(Stored records)
* * * * * * *

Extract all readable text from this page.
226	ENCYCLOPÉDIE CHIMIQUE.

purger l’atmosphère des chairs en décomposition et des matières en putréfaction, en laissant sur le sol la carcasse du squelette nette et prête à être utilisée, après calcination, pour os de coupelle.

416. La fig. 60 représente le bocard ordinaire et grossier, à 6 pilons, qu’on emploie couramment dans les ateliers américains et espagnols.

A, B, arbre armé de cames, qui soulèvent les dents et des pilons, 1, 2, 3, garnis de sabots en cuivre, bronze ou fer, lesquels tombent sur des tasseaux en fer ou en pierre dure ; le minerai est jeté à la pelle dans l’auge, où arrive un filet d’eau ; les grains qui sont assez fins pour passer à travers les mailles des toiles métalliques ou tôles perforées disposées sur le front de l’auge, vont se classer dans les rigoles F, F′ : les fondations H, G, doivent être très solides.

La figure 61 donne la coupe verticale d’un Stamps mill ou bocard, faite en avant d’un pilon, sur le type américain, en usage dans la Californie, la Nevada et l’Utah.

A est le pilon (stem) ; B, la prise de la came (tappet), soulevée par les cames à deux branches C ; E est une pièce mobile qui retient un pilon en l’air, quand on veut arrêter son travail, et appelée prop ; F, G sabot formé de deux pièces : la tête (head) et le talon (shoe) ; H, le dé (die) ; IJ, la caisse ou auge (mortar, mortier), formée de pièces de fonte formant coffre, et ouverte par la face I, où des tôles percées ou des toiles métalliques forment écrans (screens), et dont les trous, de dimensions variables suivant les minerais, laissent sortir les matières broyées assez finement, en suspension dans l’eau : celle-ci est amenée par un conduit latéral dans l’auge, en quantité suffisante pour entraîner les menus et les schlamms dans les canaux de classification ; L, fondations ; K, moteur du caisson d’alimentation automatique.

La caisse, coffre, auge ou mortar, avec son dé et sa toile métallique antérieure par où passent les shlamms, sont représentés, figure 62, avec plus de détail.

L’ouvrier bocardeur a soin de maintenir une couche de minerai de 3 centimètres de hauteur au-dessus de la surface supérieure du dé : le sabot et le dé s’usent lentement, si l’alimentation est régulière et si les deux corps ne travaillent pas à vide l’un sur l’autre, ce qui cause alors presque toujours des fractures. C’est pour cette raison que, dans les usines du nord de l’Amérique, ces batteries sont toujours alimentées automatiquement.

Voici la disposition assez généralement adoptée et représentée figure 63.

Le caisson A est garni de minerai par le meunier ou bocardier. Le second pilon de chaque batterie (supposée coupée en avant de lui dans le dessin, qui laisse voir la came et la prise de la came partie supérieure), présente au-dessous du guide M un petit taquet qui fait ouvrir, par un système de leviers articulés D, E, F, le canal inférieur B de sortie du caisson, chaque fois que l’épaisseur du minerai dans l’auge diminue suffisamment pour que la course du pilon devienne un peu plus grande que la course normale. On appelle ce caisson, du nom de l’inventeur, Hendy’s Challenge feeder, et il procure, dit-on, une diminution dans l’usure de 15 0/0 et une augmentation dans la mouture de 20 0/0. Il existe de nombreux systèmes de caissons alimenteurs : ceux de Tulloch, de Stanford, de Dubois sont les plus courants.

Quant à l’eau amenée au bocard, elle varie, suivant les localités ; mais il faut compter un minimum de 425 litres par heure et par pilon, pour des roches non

* * * * * * *

▶ **WHAT IS ASKED**:
Transcribe every entry exactly, omitting nothing.

▶ **CORRECT ANSWER**:
Extract all readable text from this page.
226	ENCYCLOPÉDIE CHIMIQUE.

purger l’atmosphère des chairs en décomposition et des matières en putréfaction, en laissant sur le sol la carcasse du squelette nette et prête à être utilisée, après calcination, pour os de coupelle.

416. La fig. 60 représente le bocard ordinaire et grossier, à 6 pilons, qu’on emploie couramment dans les ateliers américains et espagnols.

A, B, arbre armé de cames, qui soulèvent les dents et des pilons, 1, 2, 3, garnis de sabots en cuivre, bronze ou fer, lesquels tombent sur des tasseaux en fer ou en pierre dure ; le minerai est jeté à la pelle dans l’auge, où arrive un filet d’eau ; les grains qui sont assez fins pour passer à travers les mailles des toiles métalliques ou tôles perforées disposées sur le front de l’auge, vont se classer dans les rigoles F, F′ : les fondations H, G, doivent être très solides.

La figure 61 donne la coupe verticale d’un Stamps mill ou bocard, faite en avant d’un pilon, sur le type américain, en usage dans la Californie, la Nevada et l’Utah.

A est le pilon (stem) ; B, la prise de la came (tappet), soulevée par les cames à deux branches C ; E est une pièce mobile qui retient un pilon en l’air, quand on veut arrêter son travail, et appelée prop ; F, G sabot formé de deux pièces : la tête (head) et le talon (shoe) ; H, le dé (die) ; IJ, la caisse ou auge (mortar, mortier), formée de pièces de fonte formant coffre, et ouverte par la face I, où des tôles percées ou des toiles métalliques forment écrans (screens), et dont les trous, de dimensions variables suivant les minerais, laissent sortir les matières broyées assez finement, en suspension dans l’eau : celle-ci est amenée par un conduit latéral dans l’auge, en quantité suffisante pour entraîner les menus et les schlamms dans les canaux de classification ; L, fondations ; K, moteur du caisson d’alimentation automatique.

La caisse, coffre, auge ou mortar, avec son dé et sa toile métallique antérieure par où passent les shlamms, sont représentés, figure 62, avec plus de détail.

L’ouvrier bocardeur a soin de maintenir une couche de minerai de 3 centimètres de hauteur au-dessus de la surface supérieure du dé : le sabot et le dé s’usent lentement, si l’alimentation est régulière et si les deux corps ne travaillent pas à vide l’un sur l’autre, ce qui cause alors presque toujours des fractures. C’est pour cette raison que, dans les usines du nord de l’Amérique, ces batteries sont toujours alimentées automatiquement.

Voici la disposition assez généralement adoptée et représentée figure 63.

Le caisson A est garni de minerai par le meunier ou bocardier. Le second pilon de chaque batterie (supposée coupée en avant de lui dans le dessin, qui laisse voir la came et la prise de la came partie supérieure), présente au-dessous du guide M un petit taquet qui fait ouvrir, par un système de leviers articulés D, E, F, le canal inférieur B de sortie du caisson, chaque fois que l’épaisseur du minerai dans l’auge diminue suffisamment pour que la course du pilon devienne un peu plus grande que la course normale. On appelle ce caisson, du nom de l’inventeur, Hendy’s Challenge feeder, et il procure, dit-on, une diminution dans l’usure de 15 0/0 et une augmentation dans la mouture de 20 0/0. Il existe de nombreux systèmes de caissons alimenteurs : ceux de Tulloch, de Stanford, de Dubois sont les plus courants.

Quant à l’eau amenée au bocard, elle varie, suivant les localités ; mais il faut compter un minimum de 425 litres par heure et par pilon, pour des roches non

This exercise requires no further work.